__Supplied information__:
######
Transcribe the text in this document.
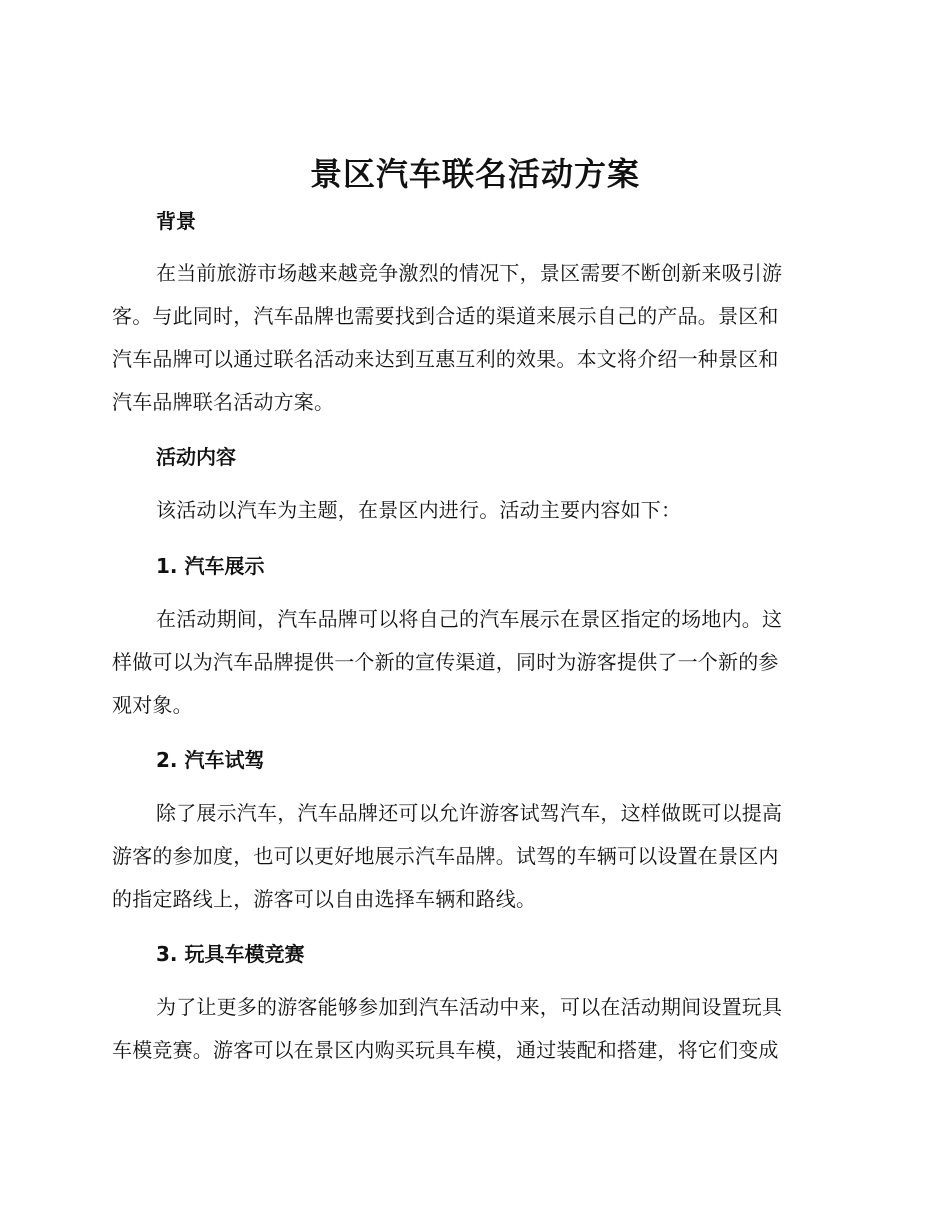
景区汽车联名活动方案
背景
在当前旅游市场越来越竞争激烈的情况下，景区需要不断创新来吸引游
客。与此同时，汽车品牌也需要找到合适的渠道来展示自己的产品。景区和
汽车品牌可以通过联名活动来达到互惠互利的效果。本文将介绍一种景区和
汽车品牌联名活动方案。
活动内容
该活动以汽车为主题，在景区内进行。活动主要内容如下：
1. 汽车展示
在活动期间，汽车品牌可以将自己的汽车展示在景区指定的场地内。这
样做可以为汽车品牌提供一个新的宣传渠道，同时为游客提供了一个新的参
观对象。
2. 汽车试驾
除了展示汽车，汽车品牌还可以允许游客试驾汽车，这样做既可以提高
游客的参加度，也可以更好地展示汽车品牌。试驾的车辆可以设置在景区内
的指定路线上，游客可以自由选择车辆和路线。
3. 玩具车模竞赛
为了让更多的游客能够参加到汽车活动中来，可以在活动期间设置玩具
车模竞赛。游客可以在景区内购买玩具车模，通过装配和搭建，将它们变成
######
__Set problem__:
Write out again every line above exactly as given; the pictures do not belong in the copy.

__Problem solution__:
Transcribe the text in this document.
景区汽车联名活动方案
背景
在当前旅游市场越来越竞争激烈的情况下，景区需要不断创新来吸引游
客。与此同时，汽车品牌也需要找到合适的渠道来展示自己的产品。景区和
汽车品牌可以通过联名活动来达到互惠互利的效果。本文将介绍一种景区和
汽车品牌联名活动方案。
活动内容
该活动以汽车为主题，在景区内进行。活动主要内容如下：
1. 汽车展示
在活动期间，汽车品牌可以将自己的汽车展示在景区指定的场地内。这
样做可以为汽车品牌提供一个新的宣传渠道，同时为游客提供了一个新的参
观对象。
2. 汽车试驾
除了展示汽车，汽车品牌还可以允许游客试驾汽车，这样做既可以提高
游客的参加度，也可以更好地展示汽车品牌。试驾的车辆可以设置在景区内
的指定路线上，游客可以自由选择车辆和路线。
3. 玩具车模竞赛
为了让更多的游客能够参加到汽车活动中来，可以在活动期间设置玩具
车模竞赛。游客可以在景区内购买玩具车模，通过装配和搭建，将它们变成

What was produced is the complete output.